Rows from a dataset

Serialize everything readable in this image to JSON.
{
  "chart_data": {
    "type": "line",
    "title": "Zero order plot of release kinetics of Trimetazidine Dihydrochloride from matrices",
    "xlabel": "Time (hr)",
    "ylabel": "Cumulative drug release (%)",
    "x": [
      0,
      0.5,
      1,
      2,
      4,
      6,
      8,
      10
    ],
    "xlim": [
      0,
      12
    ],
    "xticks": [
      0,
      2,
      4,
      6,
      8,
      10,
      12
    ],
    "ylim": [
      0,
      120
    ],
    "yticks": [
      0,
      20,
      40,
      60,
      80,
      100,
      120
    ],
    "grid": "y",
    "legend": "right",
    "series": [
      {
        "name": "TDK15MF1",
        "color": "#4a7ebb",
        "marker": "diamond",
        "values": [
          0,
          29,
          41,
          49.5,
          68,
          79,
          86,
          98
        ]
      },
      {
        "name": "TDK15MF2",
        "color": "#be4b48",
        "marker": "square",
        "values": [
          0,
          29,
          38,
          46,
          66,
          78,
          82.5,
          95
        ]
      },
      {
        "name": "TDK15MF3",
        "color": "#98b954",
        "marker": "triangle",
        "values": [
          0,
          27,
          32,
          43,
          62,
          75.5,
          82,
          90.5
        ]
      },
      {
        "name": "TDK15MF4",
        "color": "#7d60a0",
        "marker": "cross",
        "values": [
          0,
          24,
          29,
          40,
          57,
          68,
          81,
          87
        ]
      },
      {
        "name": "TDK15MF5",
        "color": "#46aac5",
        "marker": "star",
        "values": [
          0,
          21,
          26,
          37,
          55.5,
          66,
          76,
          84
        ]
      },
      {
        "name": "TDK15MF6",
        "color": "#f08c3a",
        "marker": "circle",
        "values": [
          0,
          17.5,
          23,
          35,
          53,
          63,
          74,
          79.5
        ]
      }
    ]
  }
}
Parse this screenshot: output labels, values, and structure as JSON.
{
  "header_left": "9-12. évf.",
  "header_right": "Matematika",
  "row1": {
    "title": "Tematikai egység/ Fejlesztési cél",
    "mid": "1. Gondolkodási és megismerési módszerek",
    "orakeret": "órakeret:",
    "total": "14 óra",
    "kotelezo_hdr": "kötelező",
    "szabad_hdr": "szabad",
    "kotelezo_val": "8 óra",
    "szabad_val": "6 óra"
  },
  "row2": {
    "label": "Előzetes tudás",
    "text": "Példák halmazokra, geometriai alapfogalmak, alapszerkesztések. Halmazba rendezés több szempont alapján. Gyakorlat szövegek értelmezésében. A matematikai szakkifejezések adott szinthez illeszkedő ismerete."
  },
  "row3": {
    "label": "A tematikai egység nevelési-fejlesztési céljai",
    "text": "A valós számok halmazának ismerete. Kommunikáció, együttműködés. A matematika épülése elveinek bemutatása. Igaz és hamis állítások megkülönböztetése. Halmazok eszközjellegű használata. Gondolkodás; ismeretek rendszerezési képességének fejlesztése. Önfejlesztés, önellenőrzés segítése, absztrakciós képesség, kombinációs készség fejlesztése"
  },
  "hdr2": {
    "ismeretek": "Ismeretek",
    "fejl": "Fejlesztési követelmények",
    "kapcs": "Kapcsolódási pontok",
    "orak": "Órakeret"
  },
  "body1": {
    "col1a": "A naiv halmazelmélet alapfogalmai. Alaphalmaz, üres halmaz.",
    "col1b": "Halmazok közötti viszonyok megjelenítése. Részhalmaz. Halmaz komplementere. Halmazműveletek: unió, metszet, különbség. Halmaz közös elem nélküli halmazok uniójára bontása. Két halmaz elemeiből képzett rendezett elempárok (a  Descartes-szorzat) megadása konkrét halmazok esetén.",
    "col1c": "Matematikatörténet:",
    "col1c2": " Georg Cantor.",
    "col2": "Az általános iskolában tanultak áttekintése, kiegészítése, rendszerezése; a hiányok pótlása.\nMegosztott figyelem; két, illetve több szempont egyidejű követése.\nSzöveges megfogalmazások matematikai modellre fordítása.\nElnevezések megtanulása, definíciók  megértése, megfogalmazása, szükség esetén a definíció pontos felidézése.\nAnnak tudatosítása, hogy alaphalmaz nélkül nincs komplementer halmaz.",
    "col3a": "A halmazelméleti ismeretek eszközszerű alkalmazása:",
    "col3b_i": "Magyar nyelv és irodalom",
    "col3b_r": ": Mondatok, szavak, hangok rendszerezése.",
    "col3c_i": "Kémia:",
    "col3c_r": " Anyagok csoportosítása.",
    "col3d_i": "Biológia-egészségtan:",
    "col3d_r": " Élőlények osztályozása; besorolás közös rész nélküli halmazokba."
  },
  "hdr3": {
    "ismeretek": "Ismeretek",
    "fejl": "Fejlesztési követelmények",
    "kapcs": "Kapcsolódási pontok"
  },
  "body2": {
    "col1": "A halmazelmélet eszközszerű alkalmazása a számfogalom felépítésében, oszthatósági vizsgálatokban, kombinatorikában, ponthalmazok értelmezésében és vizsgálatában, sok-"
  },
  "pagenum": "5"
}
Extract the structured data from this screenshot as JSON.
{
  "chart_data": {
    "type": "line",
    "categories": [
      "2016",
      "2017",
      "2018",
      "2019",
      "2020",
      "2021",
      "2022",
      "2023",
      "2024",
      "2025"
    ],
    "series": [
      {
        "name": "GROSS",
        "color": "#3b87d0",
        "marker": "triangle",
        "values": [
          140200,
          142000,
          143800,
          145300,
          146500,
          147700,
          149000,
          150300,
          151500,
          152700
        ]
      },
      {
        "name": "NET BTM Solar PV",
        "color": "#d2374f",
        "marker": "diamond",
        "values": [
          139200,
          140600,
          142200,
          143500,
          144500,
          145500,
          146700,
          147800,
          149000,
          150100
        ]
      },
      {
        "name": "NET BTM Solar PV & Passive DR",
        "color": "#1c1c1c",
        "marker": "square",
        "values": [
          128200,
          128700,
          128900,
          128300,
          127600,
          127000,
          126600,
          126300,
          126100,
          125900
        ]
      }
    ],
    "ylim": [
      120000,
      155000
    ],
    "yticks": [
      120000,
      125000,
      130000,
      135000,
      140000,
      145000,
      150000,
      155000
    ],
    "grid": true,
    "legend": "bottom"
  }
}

- [TASK OBJECTIVE] From the listing above, reproduce all the lines exactly.

- [ANSWER IN FULL]
Serialize everything readable in this image to JSON.
{
  "chart_data": {
    "type": "line",
    "title": "Zero order plot of release kinetics of Trimetazidine Dihydrochloride from matrices",
    "xlabel": "Time (hr)",
    "ylabel": "Cumulative drug release (%)",
    "x": [
      0,
      0.5,
      1,
      2,
      4,
      6,
      8,
      10
    ],
    "xlim": [
      0,
      12
    ],
    "xticks": [
      0,
      2,
      4,
      6,
      8,
      10,
      12
    ],
    "ylim": [
      0,
      120
    ],
    "yticks": [
      0,
      20,
      40,
      60,
      80,
      100,
      120
    ],
    "grid": "y",
    "legend": "right",
    "series": [
      {
        "name": "TDK15MF1",
        "color": "#4a7ebb",
        "marker": "diamond",
        "values": [
          0,
          29,
          41,
          49.5,
          68,
          79,
          86,
          98
        ]
      },
      {
        "name": "TDK15MF2",
        "color": "#be4b48",
        "marker": "square",
        "values": [
          0,
          29,
          38,
          46,
          66,
          78,
          82.5,
          95
        ]
      },
      {
        "name": "TDK15MF3",
        "color": "#98b954",
        "marker": "triangle",
        "values": [
          0,
          27,
          32,
          43,
          62,
          75.5,
          82,
          90.5
        ]
      },
      {
        "name": "TDK15MF4",
        "color": "#7d60a0",
        "marker": "cross",
        "values": [
          0,
          24,
          29,
          40,
          57,
          68,
          81,
          87
        ]
      },
      {
        "name": "TDK15MF5",
        "color": "#46aac5",
        "marker": "star",
        "values": [
          0,
          21,
          26,
          37,
          55.5,
          66,
          76,
          84
        ]
      },
      {
        "name": "TDK15MF6",
        "color": "#f08c3a",
        "marker": "circle",
        "values": [
          0,
          17.5,
          23,
          35,
          53,
          63,
          74,
          79.5
        ]
      }
    ]
  }
}
Parse this screenshot: output labels, values, and structure as JSON.
{
  "header_left": "9-12. évf.",
  "header_right": "Matematika",
  "row1": {
    "title": "Tematikai egység/ Fejlesztési cél",
    "mid": "1. Gondolkodási és megismerési módszerek",
    "orakeret": "órakeret:",
    "total": "14 óra",
    "kotelezo_hdr": "kötelező",
    "szabad_hdr": "szabad",
    "kotelezo_val": "8 óra",
    "szabad_val": "6 óra"
  },
  "row2": {
    "label": "Előzetes tudás",
    "text": "Példák halmazokra, geometriai alapfogalmak, alapszerkesztések. Halmazba rendezés több szempont alapján. Gyakorlat szövegek értelmezésében. A matematikai szakkifejezések adott szinthez illeszkedő ismerete."
  },
  "row3": {
    "label": "A tematikai egység nevelési-fejlesztési céljai",
    "text": "A valós számok halmazának ismerete. Kommunikáció, együttműködés. A matematika épülése elveinek bemutatása. Igaz és hamis állítások megkülönböztetése. Halmazok eszközjellegű használata. Gondolkodás; ismeretek rendszerezési képességének fejlesztése. Önfejlesztés, önellenőrzés segítése, absztrakciós képesség, kombinációs készség fejlesztése"
  },
  "hdr2": {
    "ismeretek": "Ismeretek",
    "fejl": "Fejlesztési követelmények",
    "kapcs": "Kapcsolódási pontok",
    "orak": "Órakeret"
  },
  "body1": {
    "col1a": "A naiv halmazelmélet alapfogalmai. Alaphalmaz, üres halmaz.",
    "col1b": "Halmazok közötti viszonyok megjelenítése. Részhalmaz. Halmaz komplementere. Halmazműveletek: unió, metszet, különbség. Halmaz közös elem nélküli halmazok uniójára bontása. Két halmaz elemeiből képzett rendezett elempárok (a  Descartes-szorzat) megadása konkrét halmazok esetén.",
    "col1c": "Matematikatörténet:",
    "col1c2": " Georg Cantor.",
    "col2": "Az általános iskolában tanultak áttekintése, kiegészítése, rendszerezése; a hiányok pótlása.\nMegosztott figyelem; két, illetve több szempont egyidejű követése.\nSzöveges megfogalmazások matematikai modellre fordítása.\nElnevezések megtanulása, definíciók  megértése, megfogalmazása, szükség esetén a definíció pontos felidézése.\nAnnak tudatosítása, hogy alaphalmaz nélkül nincs komplementer halmaz.",
    "col3a": "A halmazelméleti ismeretek eszközszerű alkalmazása:",
    "col3b_i": "Magyar nyelv és irodalom",
    "col3b_r": ": Mondatok, szavak, hangok rendszerezése.",
    "col3c_i": "Kémia:",
    "col3c_r": " Anyagok csoportosítása.",
    "col3d_i": "Biológia-egészségtan:",
    "col3d_r": " Élőlények osztályozása; besorolás közös rész nélküli halmazokba."
  },
  "hdr3": {
    "ismeretek": "Ismeretek",
    "fejl": "Fejlesztési követelmények",
    "kapcs": "Kapcsolódási pontok"
  },
  "body2": {
    "col1": "A halmazelmélet eszközszerű alkalmazása a számfogalom felépítésében, oszthatósági vizsgálatokban, kombinatorikában, ponthalmazok értelmezésében és vizsgálatában, sok-"
  },
  "pagenum": "5"
}
Extract the structured data from this screenshot as JSON.
{
  "chart_data": {
    "type": "line",
    "categories": [
      "2016",
      "2017",
      "2018",
      "2019",
      "2020",
      "2021",
      "2022",
      "2023",
      "2024",
      "2025"
    ],
    "series": [
      {
        "name": "GROSS",
        "color": "#3b87d0",
        "marker": "triangle",
        "values": [
          140200,
          142000,
          143800,
          145300,
          146500,
          147700,
          149000,
          150300,
          151500,
          152700
        ]
      },
      {
        "name": "NET BTM Solar PV",
        "color": "#d2374f",
        "marker": "diamond",
        "values": [
          139200,
          140600,
          142200,
          143500,
          144500,
          145500,
          146700,
          147800,
          149000,
          150100
        ]
      },
      {
        "name": "NET BTM Solar PV & Passive DR",
        "color": "#1c1c1c",
        "marker": "square",
        "values": [
          128200,
          128700,
          128900,
          128300,
          127600,
          127000,
          126600,
          126300,
          126100,
          125900
        ]
      }
    ],
    "ylim": [
      120000,
      155000
    ],
    "yticks": [
      120000,
      125000,
      130000,
      135000,
      140000,
      145000,
      150000,
      155000
    ],
    "grid": true,
    "legend": "bottom"
  }
}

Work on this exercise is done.